* Aim of the task *
Report the number of lines where the string "think" occurs, and write nothing else.

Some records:
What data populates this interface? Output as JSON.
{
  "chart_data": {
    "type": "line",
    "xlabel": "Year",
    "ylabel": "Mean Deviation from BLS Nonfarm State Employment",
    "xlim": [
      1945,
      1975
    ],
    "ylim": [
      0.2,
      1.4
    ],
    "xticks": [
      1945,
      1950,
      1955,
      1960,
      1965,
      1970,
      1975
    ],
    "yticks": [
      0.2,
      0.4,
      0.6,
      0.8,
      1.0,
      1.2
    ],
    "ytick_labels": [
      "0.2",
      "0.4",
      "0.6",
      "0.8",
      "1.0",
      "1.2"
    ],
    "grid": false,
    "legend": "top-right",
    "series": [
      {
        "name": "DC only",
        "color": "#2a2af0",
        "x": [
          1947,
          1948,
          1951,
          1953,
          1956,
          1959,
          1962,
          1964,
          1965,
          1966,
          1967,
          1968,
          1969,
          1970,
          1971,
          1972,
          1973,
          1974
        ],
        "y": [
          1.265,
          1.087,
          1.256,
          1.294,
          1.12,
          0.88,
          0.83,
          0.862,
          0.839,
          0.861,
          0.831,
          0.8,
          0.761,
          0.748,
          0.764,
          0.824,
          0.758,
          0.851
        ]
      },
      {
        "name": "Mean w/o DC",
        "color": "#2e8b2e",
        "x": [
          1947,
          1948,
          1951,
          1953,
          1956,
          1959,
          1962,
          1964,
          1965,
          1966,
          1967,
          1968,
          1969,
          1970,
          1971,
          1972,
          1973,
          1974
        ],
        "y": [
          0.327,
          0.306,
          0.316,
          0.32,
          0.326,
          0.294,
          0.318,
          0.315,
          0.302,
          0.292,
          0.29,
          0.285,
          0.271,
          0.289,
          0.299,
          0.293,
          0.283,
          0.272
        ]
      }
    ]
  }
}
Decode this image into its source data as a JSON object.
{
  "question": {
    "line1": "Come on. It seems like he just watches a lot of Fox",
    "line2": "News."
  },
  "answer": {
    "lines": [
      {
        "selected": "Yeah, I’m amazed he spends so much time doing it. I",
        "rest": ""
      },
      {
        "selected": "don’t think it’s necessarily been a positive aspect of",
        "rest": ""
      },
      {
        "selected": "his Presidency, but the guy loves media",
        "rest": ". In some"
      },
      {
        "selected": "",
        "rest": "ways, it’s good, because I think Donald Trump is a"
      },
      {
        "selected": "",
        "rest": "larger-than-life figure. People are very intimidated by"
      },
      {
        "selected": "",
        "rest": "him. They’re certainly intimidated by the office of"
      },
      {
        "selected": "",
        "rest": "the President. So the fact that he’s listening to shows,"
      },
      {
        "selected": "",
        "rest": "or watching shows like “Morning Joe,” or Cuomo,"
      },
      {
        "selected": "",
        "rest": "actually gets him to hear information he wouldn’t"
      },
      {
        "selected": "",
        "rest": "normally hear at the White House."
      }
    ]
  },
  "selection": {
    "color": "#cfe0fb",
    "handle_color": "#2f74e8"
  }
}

* The response *
2